What the task asks:
All of the data should be output character for character, except the pictures.

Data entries
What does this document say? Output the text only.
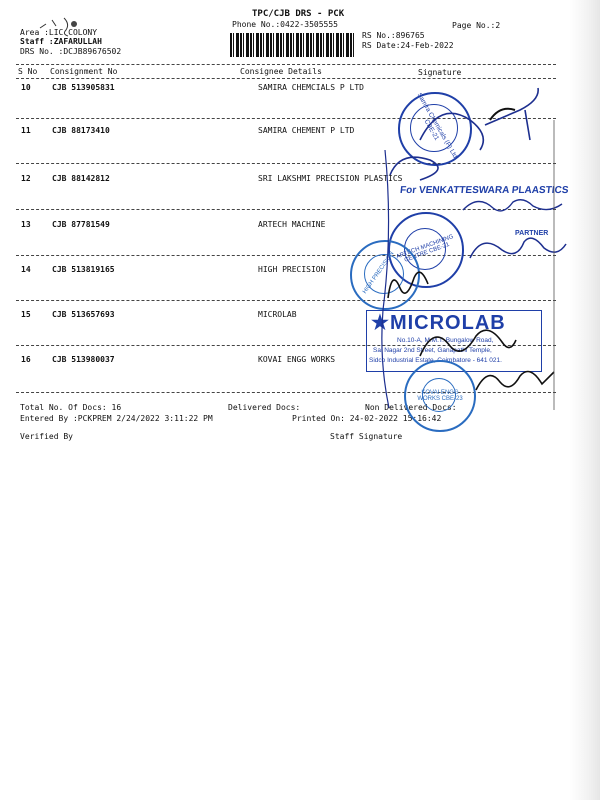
TPC/CJB DRS - PCK
Phone No.:0422-3505555	Page No.:2
Area :LIC COLONY
Staff :ZAFARULLAH
DRS No. :DCJB89676502
RS No.:896765
RS Date:24-Feb-2022
S No Consignment No	Consignee Details	Signature
10	CJB 513905831	SAMIRA CHEMCIALS P LTD
11	CJB 88173410	SAMIRA CHEMENT P LTD
12	CJB 88142812	SRI LAKSHMI PRECISION PLASTICS
13	CJB 87781549	ARTECH MACHINE
14	CJB 513819165	HIGH PRECISION
15	CJB 513657693	MICROLAB
16	CJB 513980037	KOVAI ENGG WORKS
Total No. Of Docs: 16	Delivered Docs:	Non Delivered Docs:
Entered By :PCKPREM 2/24/2022 3:11:22 PM	Printed On: 24-02-2022 15:16:42
Verified By	Staff Signature
Samira Chemicals (P) Ltd. CBE-21
For VENKATTESWARA PLAASTICS
ARTECH MACHINING CENTRE CBE-21
PARTNER
HIGH PRECISION
★MICROLAB
No.10-A, M.M.T. Bungalow Road,
Sai Nagar 2nd Street, Ganapathi Temple,
Sidco Industrial Estate, Coimbatore - 641 021.
KOVAI ENGG WORKS CBE-23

Written response:
What does this document say? Output the text only.
TPC/CJB DRS - PCK
Phone No.:0422-3505555	Page No.:2
Area :LIC COLONY
Staff :ZAFARULLAH
DRS No. :DCJB89676502
RS No.:896765
RS Date:24-Feb-2022
S No Consignment No	Consignee Details	Signature
10	CJB 513905831	SAMIRA CHEMCIALS P LTD
11	CJB 88173410	SAMIRA CHEMENT P LTD
12	CJB 88142812	SRI LAKSHMI PRECISION PLASTICS
13	CJB 87781549	ARTECH MACHINE
14	CJB 513819165	HIGH PRECISION
15	CJB 513657693	MICROLAB
16	CJB 513980037	KOVAI ENGG WORKS
Total No. Of Docs: 16	Delivered Docs:	Non Delivered Docs:
Entered By :PCKPREM 2/24/2022 3:11:22 PM	Printed On: 24-02-2022 15:16:42
Verified By	Staff Signature
Samira Chemicals (P) Ltd. CBE-21
For VENKATTESWARA PLAASTICS
ARTECH MACHINING CENTRE CBE-21
PARTNER
HIGH PRECISION
★MICROLAB
No.10-A, M.M.T. Bungalow Road,
Sai Nagar 2nd Street, Ganapathi Temple,
Sidco Industrial Estate, Coimbatore - 641 021.
KOVAI ENGG WORKS CBE-23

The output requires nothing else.